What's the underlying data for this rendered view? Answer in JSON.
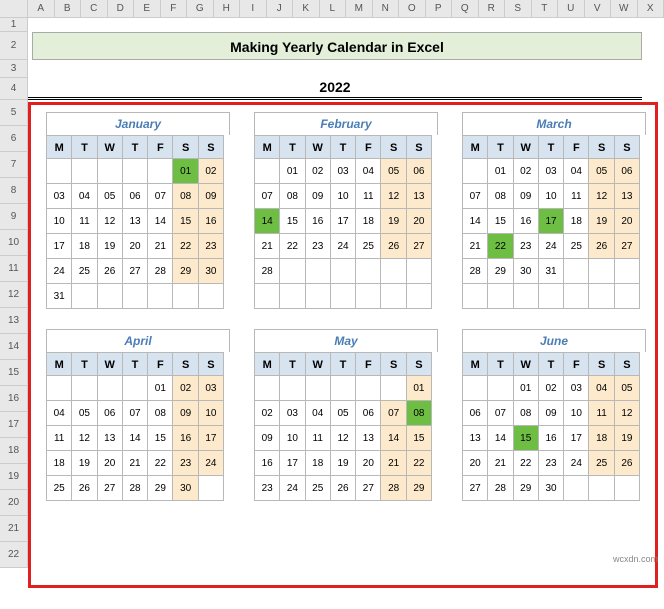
{
  "columns": [
    "A",
    "B",
    "C",
    "D",
    "E",
    "F",
    "G",
    "H",
    "I",
    "J",
    "K",
    "L",
    "M",
    "N",
    "O",
    "P",
    "Q",
    "R",
    "S",
    "T",
    "U",
    "V",
    "W",
    "X"
  ],
  "rows": [
    "1",
    "2",
    "3",
    "4",
    "5",
    "6",
    "7",
    "8",
    "9",
    "10",
    "11",
    "12",
    "13",
    "14",
    "15",
    "16",
    "17",
    "18",
    "19",
    "20",
    "21",
    "22"
  ],
  "title": "Making Yearly Calendar in Excel",
  "year": "2022",
  "dow": [
    "M",
    "T",
    "W",
    "T",
    "F",
    "S",
    "S"
  ],
  "watermark": "wcxdn.com",
  "months": [
    {
      "name": "January",
      "weeks": [
        [
          "",
          "",
          "",
          "",
          "",
          "01",
          "02"
        ],
        [
          "03",
          "04",
          "05",
          "06",
          "07",
          "08",
          "09"
        ],
        [
          "10",
          "11",
          "12",
          "13",
          "14",
          "15",
          "16"
        ],
        [
          "17",
          "18",
          "19",
          "20",
          "21",
          "22",
          "23"
        ],
        [
          "24",
          "25",
          "26",
          "27",
          "28",
          "29",
          "30"
        ],
        [
          "31",
          "",
          "",
          "",
          "",
          "",
          ""
        ]
      ],
      "highlights": [
        "01"
      ]
    },
    {
      "name": "February",
      "weeks": [
        [
          "",
          "01",
          "02",
          "03",
          "04",
          "05",
          "06"
        ],
        [
          "07",
          "08",
          "09",
          "10",
          "11",
          "12",
          "13"
        ],
        [
          "14",
          "15",
          "16",
          "17",
          "18",
          "19",
          "20"
        ],
        [
          "21",
          "22",
          "23",
          "24",
          "25",
          "26",
          "27"
        ],
        [
          "28",
          "",
          "",
          "",
          "",
          "",
          ""
        ],
        [
          "",
          "",
          "",
          "",
          "",
          "",
          ""
        ]
      ],
      "highlights": [
        "14"
      ]
    },
    {
      "name": "March",
      "weeks": [
        [
          "",
          "01",
          "02",
          "03",
          "04",
          "05",
          "06"
        ],
        [
          "07",
          "08",
          "09",
          "10",
          "11",
          "12",
          "13"
        ],
        [
          "14",
          "15",
          "16",
          "17",
          "18",
          "19",
          "20"
        ],
        [
          "21",
          "22",
          "23",
          "24",
          "25",
          "26",
          "27"
        ],
        [
          "28",
          "29",
          "30",
          "31",
          "",
          "",
          ""
        ],
        [
          "",
          "",
          "",
          "",
          "",
          "",
          ""
        ]
      ],
      "highlights": [
        "17",
        "22"
      ]
    },
    {
      "name": "April",
      "weeks": [
        [
          "",
          "",
          "",
          "",
          "01",
          "02",
          "03"
        ],
        [
          "04",
          "05",
          "06",
          "07",
          "08",
          "09",
          "10"
        ],
        [
          "11",
          "12",
          "13",
          "14",
          "15",
          "16",
          "17"
        ],
        [
          "18",
          "19",
          "20",
          "21",
          "22",
          "23",
          "24"
        ],
        [
          "25",
          "26",
          "27",
          "28",
          "29",
          "30",
          ""
        ]
      ],
      "highlights": []
    },
    {
      "name": "May",
      "weeks": [
        [
          "",
          "",
          "",
          "",
          "",
          "",
          "01"
        ],
        [
          "02",
          "03",
          "04",
          "05",
          "06",
          "07",
          "08"
        ],
        [
          "09",
          "10",
          "11",
          "12",
          "13",
          "14",
          "15"
        ],
        [
          "16",
          "17",
          "18",
          "19",
          "20",
          "21",
          "22"
        ],
        [
          "23",
          "24",
          "25",
          "26",
          "27",
          "28",
          "29"
        ]
      ],
      "highlights": [
        "08"
      ]
    },
    {
      "name": "June",
      "weeks": [
        [
          "",
          "",
          "01",
          "02",
          "03",
          "04",
          "05"
        ],
        [
          "06",
          "07",
          "08",
          "09",
          "10",
          "11",
          "12"
        ],
        [
          "13",
          "14",
          "15",
          "16",
          "17",
          "18",
          "19"
        ],
        [
          "20",
          "21",
          "22",
          "23",
          "24",
          "25",
          "26"
        ],
        [
          "27",
          "28",
          "29",
          "30",
          "",
          "",
          ""
        ]
      ],
      "highlights": [
        "15"
      ]
    }
  ]
}
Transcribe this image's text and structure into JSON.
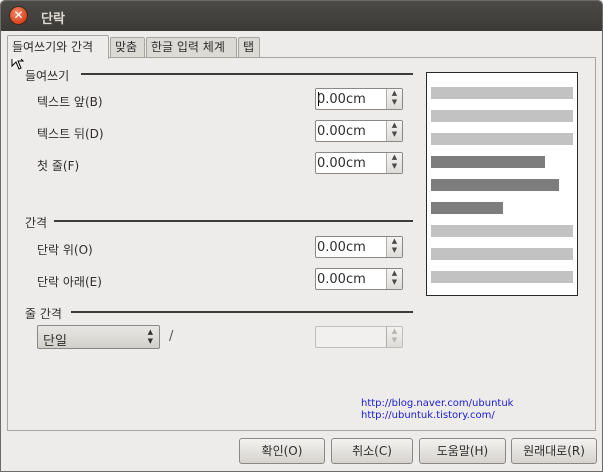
{
  "window": {
    "title": "단락"
  },
  "tabs": [
    {
      "label": "들여쓰기와 간격",
      "active": true
    },
    {
      "label": "맞춤",
      "active": false
    },
    {
      "label": "한글 입력 체계",
      "active": false
    },
    {
      "label": "탭",
      "active": false
    }
  ],
  "indent": {
    "title": "들여쓰기",
    "fields": [
      {
        "label": "텍스트 앞(B)",
        "value": "0.00cm"
      },
      {
        "label": "텍스트 뒤(D)",
        "value": "0.00cm"
      },
      {
        "label": "첫 줄(F)",
        "value": "0.00cm"
      }
    ]
  },
  "spacing": {
    "title": "간격",
    "fields": [
      {
        "label": "단락 위(O)",
        "value": "0.00cm"
      },
      {
        "label": "단락 아래(E)",
        "value": "0.00cm"
      }
    ]
  },
  "line_spacing": {
    "title": "줄 간격",
    "selected": "단일",
    "separator": "/",
    "value": ""
  },
  "links": [
    "http://blog.naver.com/ubuntuk",
    "http://ubuntuk.tistory.com/"
  ],
  "buttons": {
    "ok": "확인(O)",
    "cancel": "취소(C)",
    "help": "도움말(H)",
    "reset": "원래대로(R)"
  },
  "colors": {
    "preview_light_bar": "#c2c2c2",
    "preview_dark_bar": "#7d7d7d",
    "link": "#1a1ad0"
  }
}
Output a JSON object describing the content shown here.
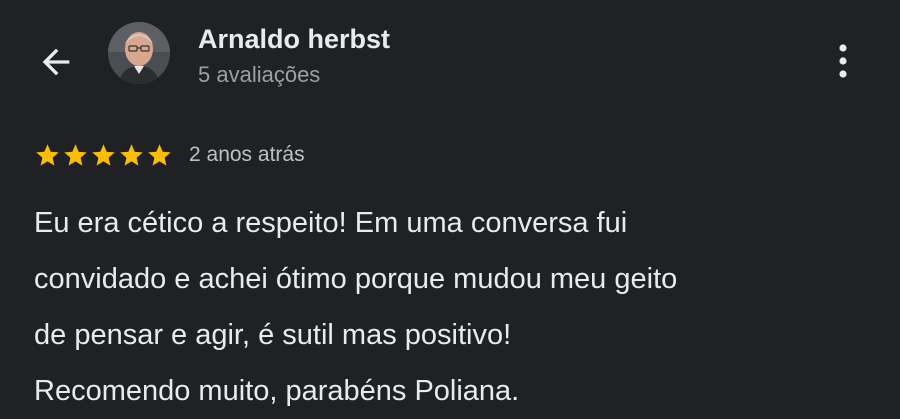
{
  "reviewer": {
    "name": "Arnaldo herbst",
    "reviews_count_label": "5 avaliações"
  },
  "icons": {
    "back": "arrow-back-icon",
    "more": "more-vert-icon",
    "star": "star-icon"
  },
  "review": {
    "rating": 5,
    "max_rating": 5,
    "time_label": "2 anos atrás",
    "lines": [
      "Eu era cético a respeito! Em uma conversa fui",
      "convidado e achei ótimo porque mudou meu geito",
      "de pensar e agir, é sutil mas positivo!",
      "Recomendo muito, parabéns Poliana."
    ]
  },
  "colors": {
    "background": "#202124",
    "text": "#e8eaed",
    "secondary_text": "#9aa0a6",
    "star": "#fbbc04"
  }
}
_ _ _ _ _ _ _
» Exercise aim
The data above needs to be retyped exactly, with the images left out.

» Answer to the task
What's the underlying data for this rendered view? Answer in JSON.
{
  "columns": [
    "A",
    "B",
    "C",
    "D",
    "E",
    "F",
    "G",
    "H",
    "I",
    "J",
    "K",
    "L",
    "M",
    "N",
    "O",
    "P",
    "Q",
    "R",
    "S",
    "T",
    "U",
    "V",
    "W",
    "X"
  ],
  "rows": [
    "1",
    "2",
    "3",
    "4",
    "5",
    "6",
    "7",
    "8",
    "9",
    "10",
    "11",
    "12",
    "13",
    "14",
    "15",
    "16",
    "17",
    "18",
    "19",
    "20",
    "21",
    "22"
  ],
  "title": "Making Yearly Calendar in Excel",
  "year": "2022",
  "dow": [
    "M",
    "T",
    "W",
    "T",
    "F",
    "S",
    "S"
  ],
  "watermark": "wcxdn.com",
  "months": [
    {
      "name": "January",
      "weeks": [
        [
          "",
          "",
          "",
          "",
          "",
          "01",
          "02"
        ],
        [
          "03",
          "04",
          "05",
          "06",
          "07",
          "08",
          "09"
        ],
        [
          "10",
          "11",
          "12",
          "13",
          "14",
          "15",
          "16"
        ],
        [
          "17",
          "18",
          "19",
          "20",
          "21",
          "22",
          "23"
        ],
        [
          "24",
          "25",
          "26",
          "27",
          "28",
          "29",
          "30"
        ],
        [
          "31",
          "",
          "",
          "",
          "",
          "",
          ""
        ]
      ],
      "highlights": [
        "01"
      ]
    },
    {
      "name": "February",
      "weeks": [
        [
          "",
          "01",
          "02",
          "03",
          "04",
          "05",
          "06"
        ],
        [
          "07",
          "08",
          "09",
          "10",
          "11",
          "12",
          "13"
        ],
        [
          "14",
          "15",
          "16",
          "17",
          "18",
          "19",
          "20"
        ],
        [
          "21",
          "22",
          "23",
          "24",
          "25",
          "26",
          "27"
        ],
        [
          "28",
          "",
          "",
          "",
          "",
          "",
          ""
        ],
        [
          "",
          "",
          "",
          "",
          "",
          "",
          ""
        ]
      ],
      "highlights": [
        "14"
      ]
    },
    {
      "name": "March",
      "weeks": [
        [
          "",
          "01",
          "02",
          "03",
          "04",
          "05",
          "06"
        ],
        [
          "07",
          "08",
          "09",
          "10",
          "11",
          "12",
          "13"
        ],
        [
          "14",
          "15",
          "16",
          "17",
          "18",
          "19",
          "20"
        ],
        [
          "21",
          "22",
          "23",
          "24",
          "25",
          "26",
          "27"
        ],
        [
          "28",
          "29",
          "30",
          "31",
          "",
          "",
          ""
        ],
        [
          "",
          "",
          "",
          "",
          "",
          "",
          ""
        ]
      ],
      "highlights": [
        "17",
        "22"
      ]
    },
    {
      "name": "April",
      "weeks": [
        [
          "",
          "",
          "",
          "",
          "01",
          "02",
          "03"
        ],
        [
          "04",
          "05",
          "06",
          "07",
          "08",
          "09",
          "10"
        ],
        [
          "11",
          "12",
          "13",
          "14",
          "15",
          "16",
          "17"
        ],
        [
          "18",
          "19",
          "20",
          "21",
          "22",
          "23",
          "24"
        ],
        [
          "25",
          "26",
          "27",
          "28",
          "29",
          "30",
          ""
        ]
      ],
      "highlights": []
    },
    {
      "name": "May",
      "weeks": [
        [
          "",
          "",
          "",
          "",
          "",
          "",
          "01"
        ],
        [
          "02",
          "03",
          "04",
          "05",
          "06",
          "07",
          "08"
        ],
        [
          "09",
          "10",
          "11",
          "12",
          "13",
          "14",
          "15"
        ],
        [
          "16",
          "17",
          "18",
          "19",
          "20",
          "21",
          "22"
        ],
        [
          "23",
          "24",
          "25",
          "26",
          "27",
          "28",
          "29"
        ]
      ],
      "highlights": [
        "08"
      ]
    },
    {
      "name": "June",
      "weeks": [
        [
          "",
          "",
          "01",
          "02",
          "03",
          "04",
          "05"
        ],
        [
          "06",
          "07",
          "08",
          "09",
          "10",
          "11",
          "12"
        ],
        [
          "13",
          "14",
          "15",
          "16",
          "17",
          "18",
          "19"
        ],
        [
          "20",
          "21",
          "22",
          "23",
          "24",
          "25",
          "26"
        ],
        [
          "27",
          "28",
          "29",
          "30",
          "",
          "",
          ""
        ]
      ],
      "highlights": [
        "15"
      ]
    }
  ]
}
Transcribe this image's text and structure into JSON.
{
  "window": {
    "title": "단락"
  },
  "tabs": [
    {
      "label": "들여쓰기와 간격",
      "active": true
    },
    {
      "label": "맞춤",
      "active": false
    },
    {
      "label": "한글 입력 체계",
      "active": false
    },
    {
      "label": "탭",
      "active": false
    }
  ],
  "indent": {
    "title": "들여쓰기",
    "fields": [
      {
        "label": "텍스트 앞(B)",
        "value": "0.00cm"
      },
      {
        "label": "텍스트 뒤(D)",
        "value": "0.00cm"
      },
      {
        "label": "첫 줄(F)",
        "value": "0.00cm"
      }
    ]
  },
  "spacing": {
    "title": "간격",
    "fields": [
      {
        "label": "단락 위(O)",
        "value": "0.00cm"
      },
      {
        "label": "단락 아래(E)",
        "value": "0.00cm"
      }
    ]
  },
  "line_spacing": {
    "title": "줄 간격",
    "selected": "단일",
    "separator": "/",
    "value": ""
  },
  "links": [
    "http://blog.naver.com/ubuntuk",
    "http://ubuntuk.tistory.com/"
  ],
  "buttons": {
    "ok": "확인(O)",
    "cancel": "취소(C)",
    "help": "도움말(H)",
    "reset": "원래대로(R)"
  },
  "colors": {
    "preview_light_bar": "#c2c2c2",
    "preview_dark_bar": "#7d7d7d",
    "link": "#1a1ad0"
  }
}
Output a JSON object describing the content shown here.
{
  "reviewer": {
    "name": "Arnaldo herbst",
    "reviews_count_label": "5 avaliações"
  },
  "icons": {
    "back": "arrow-back-icon",
    "more": "more-vert-icon",
    "star": "star-icon"
  },
  "review": {
    "rating": 5,
    "max_rating": 5,
    "time_label": "2 anos atrás",
    "lines": [
      "Eu era cético a respeito! Em uma conversa fui",
      "convidado e achei ótimo porque mudou meu geito",
      "de pensar e agir, é sutil mas positivo!",
      "Recomendo muito, parabéns Poliana."
    ]
  },
  "colors": {
    "background": "#202124",
    "text": "#e8eaed",
    "secondary_text": "#9aa0a6",
    "star": "#fbbc04"
  }
}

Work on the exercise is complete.